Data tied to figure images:

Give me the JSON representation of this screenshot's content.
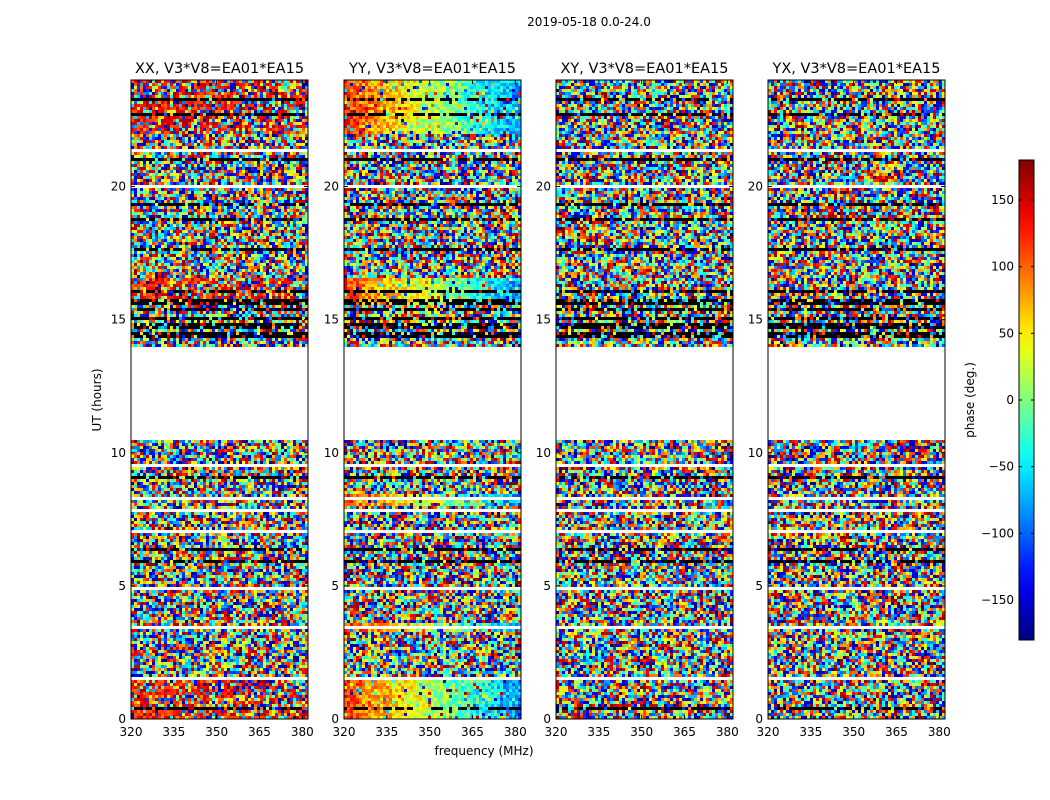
{
  "figure": {
    "title": "2019-05-18 0.0-24.0"
  },
  "chart_data": {
    "type": "heatmap",
    "title": "2019-05-18 0.0-24.0",
    "xlabel": "frequency (MHz)",
    "ylabel": "UT (hours)",
    "xlim": [
      320,
      382
    ],
    "ylim": [
      0,
      24
    ],
    "xticks": [
      "320",
      "335",
      "350",
      "365",
      "380"
    ],
    "yticks": [
      "0",
      "5",
      "10",
      "15",
      "20"
    ],
    "panels": [
      {
        "name": "XX",
        "title": "XX, V3*V8=EA01*EA15",
        "pattern": "xx"
      },
      {
        "name": "YY",
        "title": "YY, V3*V8=EA01*EA15",
        "pattern": "yy"
      },
      {
        "name": "XY",
        "title": "XY, V3*V8=EA01*EA15",
        "pattern": "noise"
      },
      {
        "name": "YX",
        "title": "YX, V3*V8=EA01*EA15",
        "pattern": "noise"
      }
    ],
    "colorbar": {
      "label": "phase (deg.)",
      "range": [
        -180,
        180
      ],
      "colormap": "jet",
      "ticks": [
        "−150",
        "−100",
        "−50",
        "0",
        "50",
        "100",
        "150"
      ],
      "tick_values": [
        -150,
        -100,
        -50,
        0,
        50,
        100,
        150
      ]
    },
    "data_gap_hours": [
      10.5,
      14.0
    ]
  }
}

- Problem to solve -
Indicate how many lines of the material include the word "title"; the number alone is required.

- Full answer -
6